EXERCISE BRIEF - Copy out all lines in the data below containing the string "сапога".

DATA SHOWN -
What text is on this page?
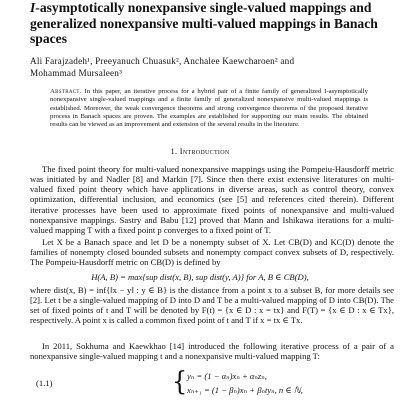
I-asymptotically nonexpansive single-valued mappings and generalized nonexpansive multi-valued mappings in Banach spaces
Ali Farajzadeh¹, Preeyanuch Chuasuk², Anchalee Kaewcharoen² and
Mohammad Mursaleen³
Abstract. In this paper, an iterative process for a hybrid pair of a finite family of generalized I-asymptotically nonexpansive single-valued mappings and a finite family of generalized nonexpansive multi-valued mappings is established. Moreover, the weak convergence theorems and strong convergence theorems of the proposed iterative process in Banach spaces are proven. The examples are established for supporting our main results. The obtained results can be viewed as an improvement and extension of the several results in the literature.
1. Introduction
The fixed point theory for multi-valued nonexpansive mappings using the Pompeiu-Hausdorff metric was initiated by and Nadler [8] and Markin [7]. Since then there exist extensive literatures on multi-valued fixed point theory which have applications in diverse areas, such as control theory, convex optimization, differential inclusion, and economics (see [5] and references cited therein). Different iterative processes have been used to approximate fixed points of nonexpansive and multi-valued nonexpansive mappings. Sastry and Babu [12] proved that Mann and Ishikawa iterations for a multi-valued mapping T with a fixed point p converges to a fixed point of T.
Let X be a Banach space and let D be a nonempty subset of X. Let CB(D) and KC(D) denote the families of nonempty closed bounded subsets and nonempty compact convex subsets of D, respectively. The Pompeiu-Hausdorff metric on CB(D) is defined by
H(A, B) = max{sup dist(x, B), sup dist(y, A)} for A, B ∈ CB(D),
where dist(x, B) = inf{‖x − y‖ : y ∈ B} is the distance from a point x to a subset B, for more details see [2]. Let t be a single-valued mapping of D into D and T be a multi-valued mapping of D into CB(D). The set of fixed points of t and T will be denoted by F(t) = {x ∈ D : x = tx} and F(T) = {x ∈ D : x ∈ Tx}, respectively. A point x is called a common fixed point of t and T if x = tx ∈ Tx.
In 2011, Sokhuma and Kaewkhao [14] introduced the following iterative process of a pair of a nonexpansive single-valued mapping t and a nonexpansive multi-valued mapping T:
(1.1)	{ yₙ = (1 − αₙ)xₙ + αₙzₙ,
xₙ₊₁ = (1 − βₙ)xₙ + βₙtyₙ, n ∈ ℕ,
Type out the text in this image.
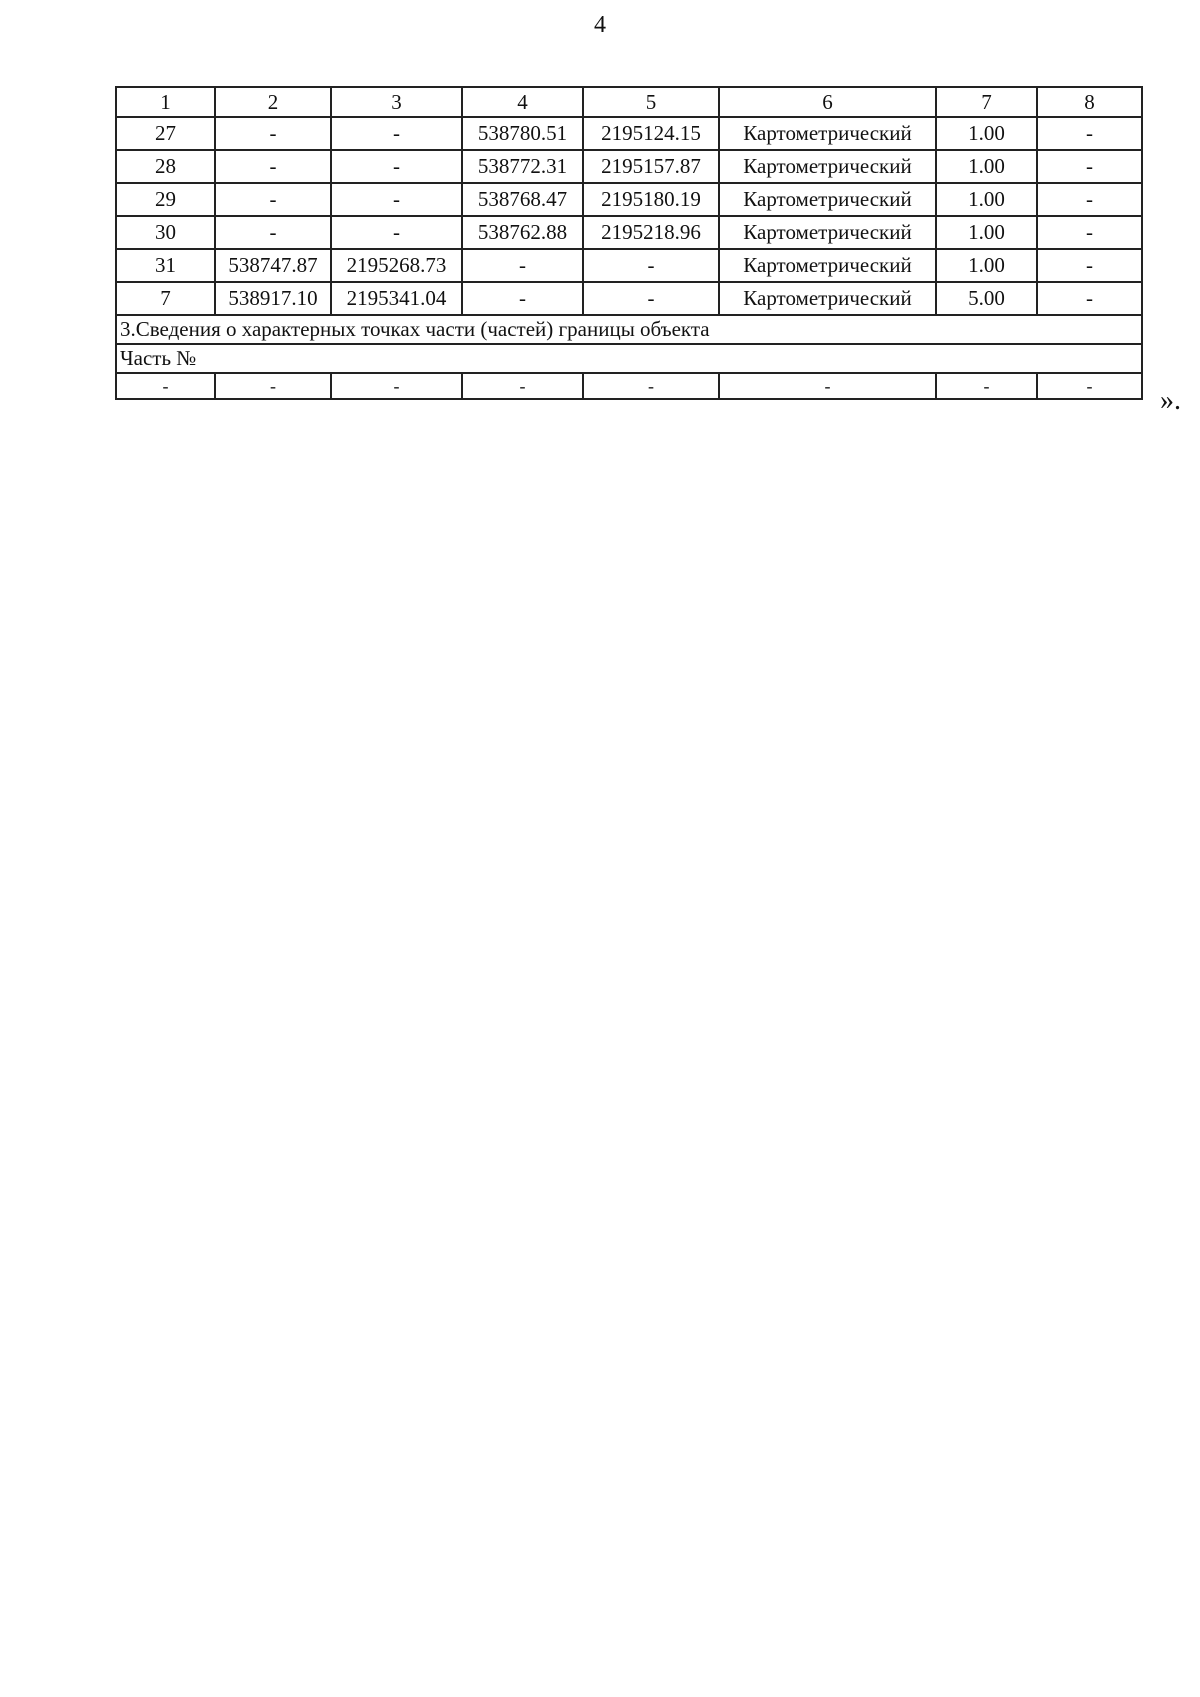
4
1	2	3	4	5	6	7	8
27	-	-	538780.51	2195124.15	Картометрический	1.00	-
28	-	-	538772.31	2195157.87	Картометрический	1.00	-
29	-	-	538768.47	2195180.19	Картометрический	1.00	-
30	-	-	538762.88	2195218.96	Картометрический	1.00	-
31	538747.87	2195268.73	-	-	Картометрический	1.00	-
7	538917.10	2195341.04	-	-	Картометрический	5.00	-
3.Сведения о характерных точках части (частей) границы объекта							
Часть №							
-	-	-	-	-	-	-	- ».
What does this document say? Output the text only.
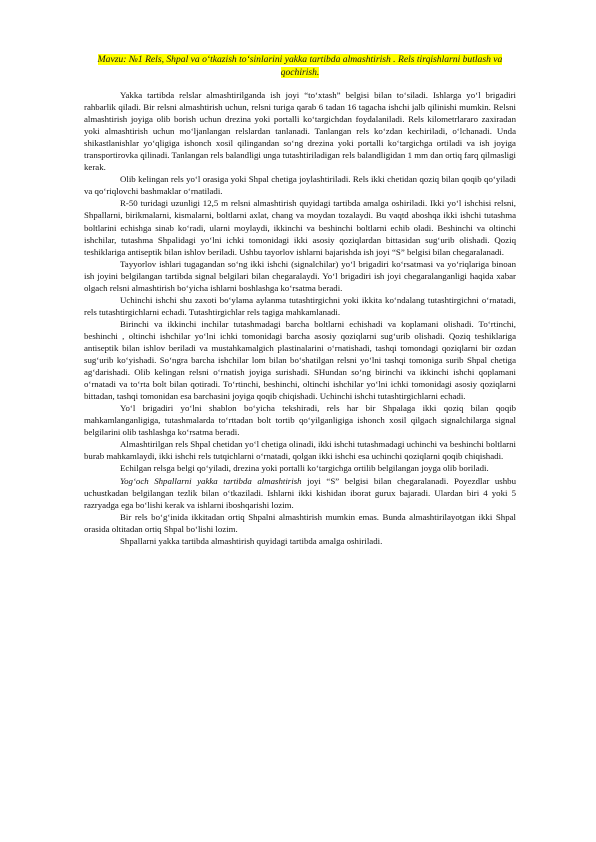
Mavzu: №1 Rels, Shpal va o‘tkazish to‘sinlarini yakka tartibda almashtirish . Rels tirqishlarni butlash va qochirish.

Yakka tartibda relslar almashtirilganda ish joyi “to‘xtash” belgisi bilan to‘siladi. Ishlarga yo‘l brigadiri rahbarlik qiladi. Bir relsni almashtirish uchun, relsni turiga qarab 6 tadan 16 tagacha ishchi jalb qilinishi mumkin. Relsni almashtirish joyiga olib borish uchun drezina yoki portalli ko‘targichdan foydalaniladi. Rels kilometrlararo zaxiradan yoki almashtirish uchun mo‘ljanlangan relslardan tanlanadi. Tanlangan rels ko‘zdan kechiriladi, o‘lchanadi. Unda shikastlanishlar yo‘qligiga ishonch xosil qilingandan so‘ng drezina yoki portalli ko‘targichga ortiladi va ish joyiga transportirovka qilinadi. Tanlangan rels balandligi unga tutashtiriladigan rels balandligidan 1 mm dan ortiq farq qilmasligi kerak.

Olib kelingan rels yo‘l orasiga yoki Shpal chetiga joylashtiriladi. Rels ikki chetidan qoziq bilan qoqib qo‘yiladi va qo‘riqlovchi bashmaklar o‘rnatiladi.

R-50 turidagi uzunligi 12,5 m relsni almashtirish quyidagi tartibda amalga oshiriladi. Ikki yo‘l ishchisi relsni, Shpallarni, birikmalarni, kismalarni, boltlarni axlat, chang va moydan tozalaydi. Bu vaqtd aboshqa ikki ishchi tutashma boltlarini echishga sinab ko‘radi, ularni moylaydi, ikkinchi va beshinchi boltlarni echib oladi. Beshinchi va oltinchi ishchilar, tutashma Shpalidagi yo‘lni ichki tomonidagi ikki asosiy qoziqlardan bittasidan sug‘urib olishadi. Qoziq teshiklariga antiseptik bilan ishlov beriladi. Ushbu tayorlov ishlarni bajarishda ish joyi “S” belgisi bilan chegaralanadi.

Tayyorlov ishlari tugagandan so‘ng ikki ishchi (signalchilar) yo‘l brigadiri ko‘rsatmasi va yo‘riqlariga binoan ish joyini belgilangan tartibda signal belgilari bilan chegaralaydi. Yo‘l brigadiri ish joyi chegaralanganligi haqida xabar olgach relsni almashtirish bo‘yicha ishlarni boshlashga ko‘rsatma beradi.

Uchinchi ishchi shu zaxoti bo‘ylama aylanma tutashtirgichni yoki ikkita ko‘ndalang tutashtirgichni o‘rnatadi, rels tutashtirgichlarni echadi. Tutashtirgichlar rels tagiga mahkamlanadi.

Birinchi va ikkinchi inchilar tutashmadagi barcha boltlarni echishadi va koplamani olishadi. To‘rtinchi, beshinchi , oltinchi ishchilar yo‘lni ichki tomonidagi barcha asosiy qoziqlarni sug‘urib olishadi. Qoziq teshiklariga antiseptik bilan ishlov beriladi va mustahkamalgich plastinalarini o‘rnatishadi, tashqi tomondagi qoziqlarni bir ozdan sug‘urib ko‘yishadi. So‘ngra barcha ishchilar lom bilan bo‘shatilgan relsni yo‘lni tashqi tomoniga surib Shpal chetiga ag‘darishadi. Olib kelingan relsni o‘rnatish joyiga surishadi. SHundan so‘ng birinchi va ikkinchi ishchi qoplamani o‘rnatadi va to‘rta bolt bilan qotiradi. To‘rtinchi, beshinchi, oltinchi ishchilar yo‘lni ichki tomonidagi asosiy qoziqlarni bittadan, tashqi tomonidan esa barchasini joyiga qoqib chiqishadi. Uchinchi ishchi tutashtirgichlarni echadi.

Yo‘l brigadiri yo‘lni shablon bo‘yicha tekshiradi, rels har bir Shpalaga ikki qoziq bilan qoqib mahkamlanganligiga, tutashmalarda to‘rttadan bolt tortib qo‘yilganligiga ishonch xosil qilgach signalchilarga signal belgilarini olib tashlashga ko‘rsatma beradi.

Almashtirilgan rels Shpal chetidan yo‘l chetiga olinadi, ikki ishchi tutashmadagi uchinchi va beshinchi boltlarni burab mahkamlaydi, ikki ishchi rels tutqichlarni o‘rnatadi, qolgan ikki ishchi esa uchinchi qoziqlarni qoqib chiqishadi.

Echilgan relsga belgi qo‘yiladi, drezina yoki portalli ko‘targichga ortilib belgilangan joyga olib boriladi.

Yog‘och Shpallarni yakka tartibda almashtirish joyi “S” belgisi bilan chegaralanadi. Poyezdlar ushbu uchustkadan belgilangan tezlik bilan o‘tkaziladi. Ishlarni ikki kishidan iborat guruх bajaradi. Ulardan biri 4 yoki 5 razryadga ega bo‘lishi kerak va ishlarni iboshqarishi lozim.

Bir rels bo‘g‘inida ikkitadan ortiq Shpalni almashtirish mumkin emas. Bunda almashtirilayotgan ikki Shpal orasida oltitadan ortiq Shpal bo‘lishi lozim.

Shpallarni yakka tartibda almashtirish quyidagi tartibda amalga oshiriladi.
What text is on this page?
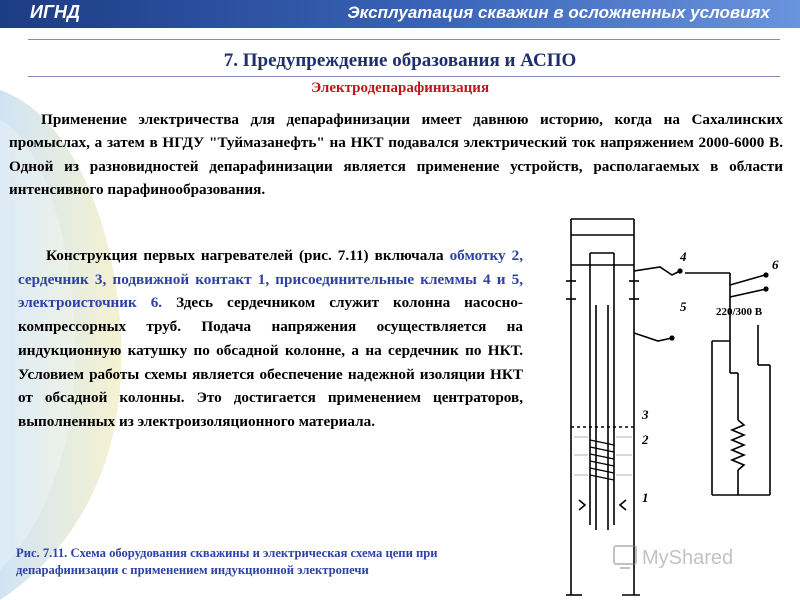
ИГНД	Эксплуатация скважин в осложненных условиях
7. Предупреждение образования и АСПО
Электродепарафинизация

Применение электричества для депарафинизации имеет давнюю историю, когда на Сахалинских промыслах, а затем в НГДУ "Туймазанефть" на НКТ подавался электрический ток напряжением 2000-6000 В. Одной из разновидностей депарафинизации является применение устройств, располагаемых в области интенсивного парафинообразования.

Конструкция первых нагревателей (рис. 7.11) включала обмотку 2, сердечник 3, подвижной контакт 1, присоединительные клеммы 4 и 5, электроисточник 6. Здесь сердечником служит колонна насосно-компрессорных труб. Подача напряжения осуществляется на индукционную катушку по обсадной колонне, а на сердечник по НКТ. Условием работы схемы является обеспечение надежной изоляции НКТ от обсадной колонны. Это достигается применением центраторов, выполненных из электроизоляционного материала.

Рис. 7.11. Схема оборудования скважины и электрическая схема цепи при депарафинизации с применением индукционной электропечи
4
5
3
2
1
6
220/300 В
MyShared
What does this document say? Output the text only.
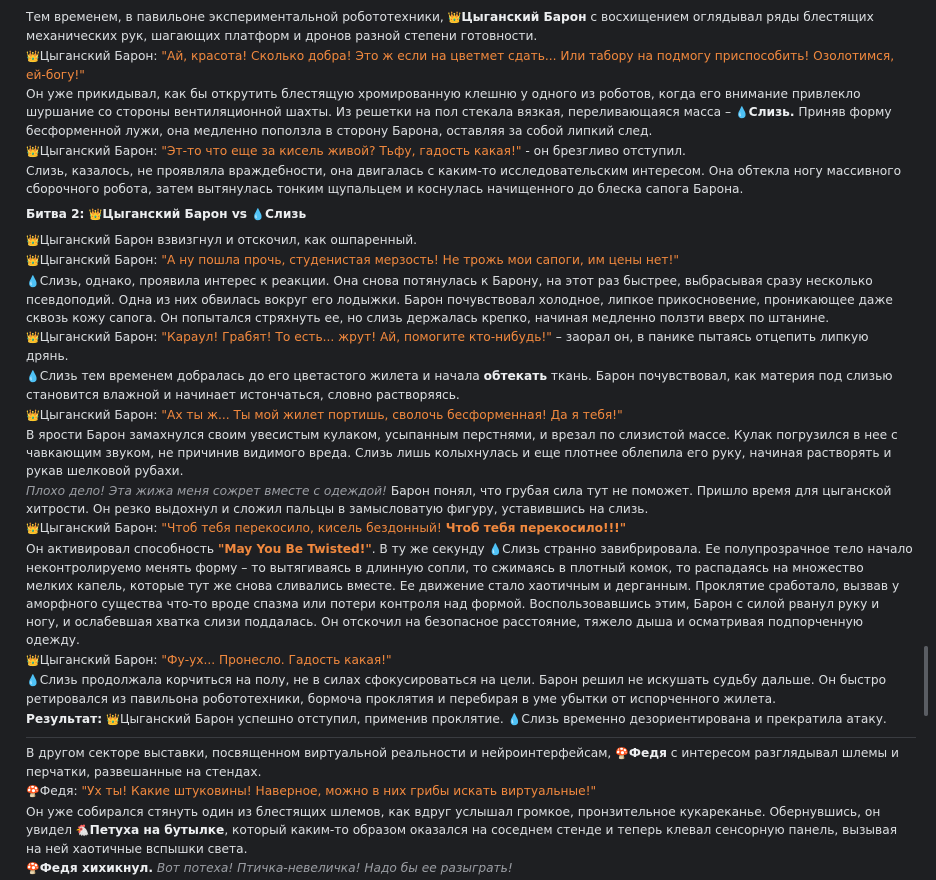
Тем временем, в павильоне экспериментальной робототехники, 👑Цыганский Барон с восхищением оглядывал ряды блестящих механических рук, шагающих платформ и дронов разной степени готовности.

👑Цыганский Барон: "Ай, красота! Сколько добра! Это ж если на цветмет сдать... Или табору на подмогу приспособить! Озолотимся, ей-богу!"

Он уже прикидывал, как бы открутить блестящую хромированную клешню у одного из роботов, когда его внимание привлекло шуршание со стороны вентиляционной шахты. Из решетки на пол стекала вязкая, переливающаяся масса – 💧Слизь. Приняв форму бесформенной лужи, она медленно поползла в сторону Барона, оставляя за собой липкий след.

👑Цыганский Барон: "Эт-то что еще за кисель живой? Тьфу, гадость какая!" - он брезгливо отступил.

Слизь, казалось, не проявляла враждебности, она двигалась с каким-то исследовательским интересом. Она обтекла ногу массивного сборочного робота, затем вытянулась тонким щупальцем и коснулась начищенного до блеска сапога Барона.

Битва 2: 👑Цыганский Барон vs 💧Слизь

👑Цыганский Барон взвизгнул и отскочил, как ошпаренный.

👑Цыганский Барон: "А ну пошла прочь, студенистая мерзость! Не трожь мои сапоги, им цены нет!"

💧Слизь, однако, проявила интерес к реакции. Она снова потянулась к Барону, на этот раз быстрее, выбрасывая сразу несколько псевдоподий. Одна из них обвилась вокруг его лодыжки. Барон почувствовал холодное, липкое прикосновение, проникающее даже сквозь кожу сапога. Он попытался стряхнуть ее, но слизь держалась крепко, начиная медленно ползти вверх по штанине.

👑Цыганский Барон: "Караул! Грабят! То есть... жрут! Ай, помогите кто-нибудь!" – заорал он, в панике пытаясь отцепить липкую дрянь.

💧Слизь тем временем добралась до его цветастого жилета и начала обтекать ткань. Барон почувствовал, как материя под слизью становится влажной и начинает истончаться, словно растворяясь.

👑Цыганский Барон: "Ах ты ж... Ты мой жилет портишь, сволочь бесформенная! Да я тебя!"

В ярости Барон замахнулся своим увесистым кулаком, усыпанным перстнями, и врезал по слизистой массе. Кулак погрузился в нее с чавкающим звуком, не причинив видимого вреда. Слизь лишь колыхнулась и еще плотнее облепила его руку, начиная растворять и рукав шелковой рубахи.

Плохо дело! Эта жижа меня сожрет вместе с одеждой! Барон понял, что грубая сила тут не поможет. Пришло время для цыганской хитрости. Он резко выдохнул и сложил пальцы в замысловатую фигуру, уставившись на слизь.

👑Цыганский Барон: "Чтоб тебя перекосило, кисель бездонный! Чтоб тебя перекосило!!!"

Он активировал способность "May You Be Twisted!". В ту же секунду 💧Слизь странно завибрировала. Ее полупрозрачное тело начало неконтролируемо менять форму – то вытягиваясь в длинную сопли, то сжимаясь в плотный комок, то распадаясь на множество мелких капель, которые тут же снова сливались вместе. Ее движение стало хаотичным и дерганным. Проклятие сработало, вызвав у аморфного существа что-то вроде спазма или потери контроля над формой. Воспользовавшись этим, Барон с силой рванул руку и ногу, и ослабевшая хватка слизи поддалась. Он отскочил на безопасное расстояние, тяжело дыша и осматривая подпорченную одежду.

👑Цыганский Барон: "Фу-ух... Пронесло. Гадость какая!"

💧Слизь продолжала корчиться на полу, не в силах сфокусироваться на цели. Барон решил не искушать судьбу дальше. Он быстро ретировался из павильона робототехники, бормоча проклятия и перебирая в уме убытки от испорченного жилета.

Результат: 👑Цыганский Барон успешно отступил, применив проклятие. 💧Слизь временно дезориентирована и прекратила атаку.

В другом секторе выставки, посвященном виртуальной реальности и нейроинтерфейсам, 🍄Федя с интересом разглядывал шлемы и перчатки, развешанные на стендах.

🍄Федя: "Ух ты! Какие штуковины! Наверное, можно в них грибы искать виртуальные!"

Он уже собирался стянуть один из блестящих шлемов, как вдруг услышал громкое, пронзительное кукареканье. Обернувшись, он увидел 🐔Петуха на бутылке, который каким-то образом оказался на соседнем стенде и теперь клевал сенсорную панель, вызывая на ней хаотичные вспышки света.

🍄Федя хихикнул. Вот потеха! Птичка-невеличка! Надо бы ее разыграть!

COMPLETE OUTPUT -
Слизь, казалось, не проявляла враждебности, она двигалась с каким-то исследовательским интересом. Она обтекла ногу массивного сборочного робота, затем вытянулась тонким щупальцем и коснулась начищенного до блеска сапога Барона.
💧Слизь, однако, проявила интерес к реакции. Она снова потянулась к Барону, на этот раз быстрее, выбрасывая сразу несколько псевдоподий. Одна из них обвилась вокруг его лодыжки. Барон почувствовал холодное, липкое прикосновение, проникающее даже сквозь кожу сапога. Он попытался стряхнуть ее, но слизь держалась крепко, начиная медленно ползти вверх по штанине.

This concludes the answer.